▶ Task details:
Beginning with the line in which "Transcribe this image's" appears, transcribe each line word for word until the records end. Do not include pictures.

Data entries:
■ ■ ■

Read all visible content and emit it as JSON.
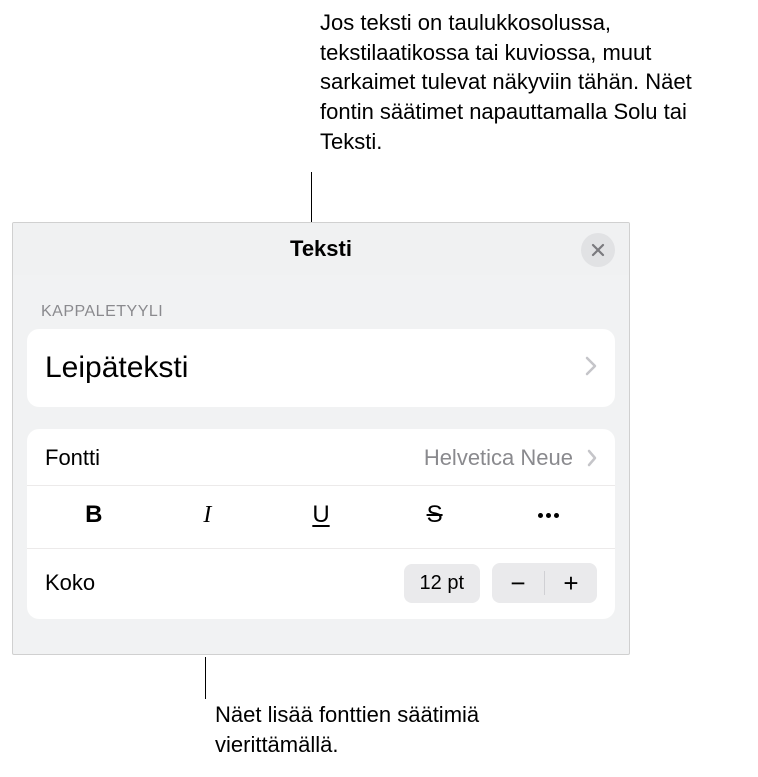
{
  "annotations": {
    "top": "Jos teksti on taulukkosolussa, tekstilaatikossa tai kuviossa, muut sarkaimet tulevat näkyviin tähän. Näet fontin säätimet napauttamalla Solu tai Teksti.",
    "bottom": "Näet lisää fonttien säätimiä vierittämällä."
  },
  "panel": {
    "title": "Teksti",
    "sectionLabel": "KAPPALETYYLI",
    "paragraphStyle": "Leipäteksti",
    "font": {
      "label": "Fontti",
      "value": "Helvetica Neue"
    },
    "format": {
      "bold": "B",
      "italic": "I",
      "underline": "U",
      "strike": "S"
    },
    "size": {
      "label": "Koko",
      "value": "12 pt",
      "minus": "−",
      "plus": "+"
    }
  }
}
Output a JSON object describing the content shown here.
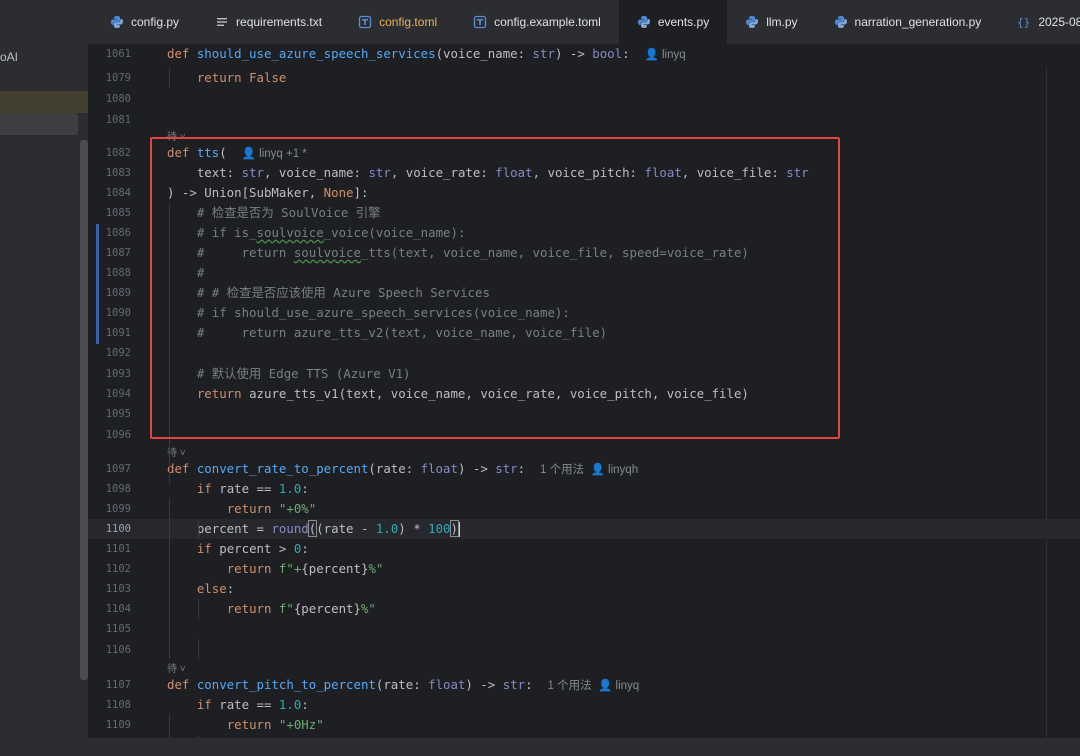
{
  "sidebar": {
    "project_name": "oAI"
  },
  "tabs": [
    {
      "label": "config.py",
      "icon": "python-icon",
      "type": "py"
    },
    {
      "label": "requirements.txt",
      "icon": "text-file-icon",
      "type": "txt"
    },
    {
      "label": "config.toml",
      "icon": "toml-icon",
      "type": "toml"
    },
    {
      "label": "config.example.toml",
      "icon": "toml-icon",
      "type": "toml"
    },
    {
      "label": "events.py",
      "icon": "python-icon",
      "type": "py",
      "active": true
    },
    {
      "label": "llm.py",
      "icon": "python-icon",
      "type": "py"
    },
    {
      "label": "narration_generation.py",
      "icon": "python-icon",
      "type": "py"
    },
    {
      "label": "2025-08",
      "icon": "json-icon",
      "type": "json"
    }
  ],
  "editor": {
    "fold_label": "待",
    "lines": [
      {
        "n": "1061",
        "tokens": [
          [
            "kw",
            "def "
          ],
          [
            "fn",
            "should_use_azure_speech_services"
          ],
          [
            "tx",
            "(voice_name: "
          ],
          [
            "bi",
            "str"
          ],
          [
            "tx",
            ") -> "
          ],
          [
            "bi",
            "bool"
          ],
          [
            "tx",
            ":  "
          ],
          [
            "hint",
            "👤 linyq"
          ]
        ]
      },
      {
        "n": "1079",
        "tokens": [
          [
            "tx",
            "    "
          ],
          [
            "kw",
            "return "
          ],
          [
            "kw",
            "False"
          ]
        ]
      },
      {
        "n": "1080",
        "tokens": []
      },
      {
        "n": "1081",
        "tokens": []
      },
      {
        "n": "1082",
        "tokens": [
          [
            "kw",
            "def "
          ],
          [
            "fn",
            "tts"
          ],
          [
            "tx",
            "(  "
          ],
          [
            "hint",
            "👤 linyq +1 *"
          ]
        ]
      },
      {
        "n": "1083",
        "tokens": [
          [
            "tx",
            "    text: "
          ],
          [
            "bi",
            "str"
          ],
          [
            "tx",
            ", voice_name: "
          ],
          [
            "bi",
            "str"
          ],
          [
            "tx",
            ", voice_rate: "
          ],
          [
            "bi",
            "float"
          ],
          [
            "tx",
            ", voice_pitch: "
          ],
          [
            "bi",
            "float"
          ],
          [
            "tx",
            ", voice_file: "
          ],
          [
            "bi",
            "str"
          ]
        ]
      },
      {
        "n": "1084",
        "tokens": [
          [
            "tx",
            ") -> Union[SubMaker, "
          ],
          [
            "kw",
            "None"
          ],
          [
            "tx",
            "]:"
          ]
        ]
      },
      {
        "n": "1085",
        "tokens": [
          [
            "cm",
            "    # 检查是否为 SoulVoice 引擎"
          ]
        ]
      },
      {
        "n": "1086",
        "tokens": [
          [
            "cm",
            "    # if is_"
          ],
          [
            "cmu",
            "soulvoice"
          ],
          [
            "cm",
            "_voice(voice_name):"
          ]
        ]
      },
      {
        "n": "1087",
        "tokens": [
          [
            "cm",
            "    #     return "
          ],
          [
            "cmu",
            "soulvoice"
          ],
          [
            "cm",
            "_tts(text, voice_name, voice_file, speed=voice_rate)"
          ]
        ]
      },
      {
        "n": "1088",
        "tokens": [
          [
            "cm",
            "    #"
          ]
        ]
      },
      {
        "n": "1089",
        "tokens": [
          [
            "cm",
            "    # # 检查是否应该使用 Azure Speech Services"
          ]
        ]
      },
      {
        "n": "1090",
        "tokens": [
          [
            "cm",
            "    # if should_use_azure_speech_services(voice_name):"
          ]
        ]
      },
      {
        "n": "1091",
        "tokens": [
          [
            "cm",
            "    #     return azure_tts_v2(text, voice_name, voice_file)"
          ]
        ]
      },
      {
        "n": "1092",
        "tokens": []
      },
      {
        "n": "1093",
        "tokens": [
          [
            "cm",
            "    # 默认使用 Edge TTS (Azure V1)"
          ]
        ]
      },
      {
        "n": "1094",
        "tokens": [
          [
            "tx",
            "    "
          ],
          [
            "kw",
            "return "
          ],
          [
            "tx",
            "azure_tts_v1(text, voice_name, voice_rate, voice_pitch, voice_file)"
          ]
        ]
      },
      {
        "n": "1095",
        "tokens": []
      },
      {
        "n": "1096",
        "tokens": []
      },
      {
        "n": "1097",
        "tokens": [
          [
            "kw",
            "def "
          ],
          [
            "fn",
            "convert_rate_to_percent"
          ],
          [
            "tx",
            "(rate: "
          ],
          [
            "bi",
            "float"
          ],
          [
            "tx",
            ") -> "
          ],
          [
            "bi",
            "str"
          ],
          [
            "tx",
            ":  "
          ],
          [
            "hint",
            "1 个用法  👤 linyqh"
          ]
        ]
      },
      {
        "n": "1098",
        "tokens": [
          [
            "tx",
            "    "
          ],
          [
            "kw",
            "if "
          ],
          [
            "tx",
            "rate == "
          ],
          [
            "num",
            "1.0"
          ],
          [
            "tx",
            ":"
          ]
        ]
      },
      {
        "n": "1099",
        "tokens": [
          [
            "tx",
            "        "
          ],
          [
            "kw",
            "return "
          ],
          [
            "str",
            "\"+0%\""
          ]
        ]
      },
      {
        "n": "1100",
        "current": true,
        "tokens": [
          [
            "tx",
            "    percent = "
          ],
          [
            "bi",
            "round"
          ],
          [
            "brk",
            "("
          ],
          [
            "tx",
            "(rate - "
          ],
          [
            "num",
            "1.0"
          ],
          [
            "tx",
            ") * "
          ],
          [
            "num",
            "100"
          ],
          [
            "brk",
            ")"
          ],
          [
            "caret",
            ""
          ]
        ]
      },
      {
        "n": "1101",
        "tokens": [
          [
            "tx",
            "    "
          ],
          [
            "kw",
            "if "
          ],
          [
            "tx",
            "percent > "
          ],
          [
            "num",
            "0"
          ],
          [
            "tx",
            ":"
          ]
        ]
      },
      {
        "n": "1102",
        "tokens": [
          [
            "tx",
            "        "
          ],
          [
            "kw",
            "return "
          ],
          [
            "str",
            "f\"+"
          ],
          [
            "tx",
            "{percent}"
          ],
          [
            "str",
            "%\""
          ]
        ]
      },
      {
        "n": "1103",
        "tokens": [
          [
            "tx",
            "    "
          ],
          [
            "kw",
            "else"
          ],
          [
            "tx",
            ":"
          ]
        ]
      },
      {
        "n": "1104",
        "tokens": [
          [
            "tx",
            "        "
          ],
          [
            "kw",
            "return "
          ],
          [
            "str",
            "f\""
          ],
          [
            "tx",
            "{percent}"
          ],
          [
            "str",
            "%\""
          ]
        ]
      },
      {
        "n": "1105",
        "tokens": []
      },
      {
        "n": "1106",
        "tokens": []
      },
      {
        "n": "1107",
        "tokens": [
          [
            "kw",
            "def "
          ],
          [
            "fn",
            "convert_pitch_to_percent"
          ],
          [
            "tx",
            "(rate: "
          ],
          [
            "bi",
            "float"
          ],
          [
            "tx",
            ") -> "
          ],
          [
            "bi",
            "str"
          ],
          [
            "tx",
            ":  "
          ],
          [
            "hint",
            "1 个用法  👤 linyq"
          ]
        ]
      },
      {
        "n": "1108",
        "tokens": [
          [
            "tx",
            "    "
          ],
          [
            "kw",
            "if "
          ],
          [
            "tx",
            "rate == "
          ],
          [
            "num",
            "1.0"
          ],
          [
            "tx",
            ":"
          ]
        ]
      },
      {
        "n": "1109",
        "tokens": [
          [
            "tx",
            "        "
          ],
          [
            "kw",
            "return "
          ],
          [
            "str",
            "\"+0Hz\""
          ]
        ]
      }
    ]
  }
}
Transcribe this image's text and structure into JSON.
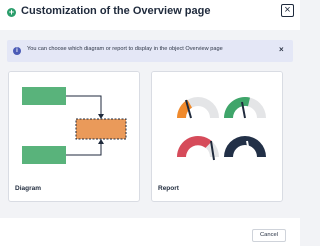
{
  "dialog": {
    "title": "Customization of the Overview page",
    "close_icon": "close-icon"
  },
  "info": {
    "text": "You can choose which diagram or report to display in the object Overview page",
    "icon": "info-icon",
    "close_icon": "close-icon"
  },
  "cards": {
    "diagram": {
      "label": "Diagram"
    },
    "report": {
      "label": "Report"
    }
  },
  "footer": {
    "cancel_label": "Cancel"
  },
  "colors": {
    "accent_green": "#2a9d6b",
    "diagram_green": "#59b37b",
    "diagram_orange": "#ea9a5a",
    "gauge_red": "#d64b5a",
    "gauge_dark": "#223047",
    "info_blue": "#4b5bb6"
  }
}
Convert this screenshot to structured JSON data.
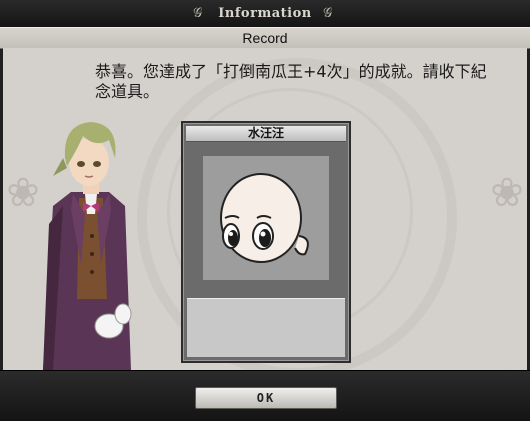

■ ■ ■

▶ Response to the task:
Transcribe this image's text and structure into JSON.
{
  "dialog": {
    "title": "Customization of the Overview page",
    "close_icon": "close-icon"
  },
  "info": {
    "text": "You can choose which diagram or report to display in the object Overview page",
    "icon": "info-icon",
    "close_icon": "close-icon"
  },
  "cards": {
    "diagram": {
      "label": "Diagram"
    },
    "report": {
      "label": "Report"
    }
  },
  "footer": {
    "cancel_label": "Cancel"
  },
  "colors": {
    "accent_green": "#2a9d6b",
    "diagram_green": "#59b37b",
    "diagram_orange": "#ea9a5a",
    "gauge_red": "#d64b5a",
    "gauge_dark": "#223047",
    "info_blue": "#4b5bb6"
  }
}
Convert this screenshot to structured JSON data.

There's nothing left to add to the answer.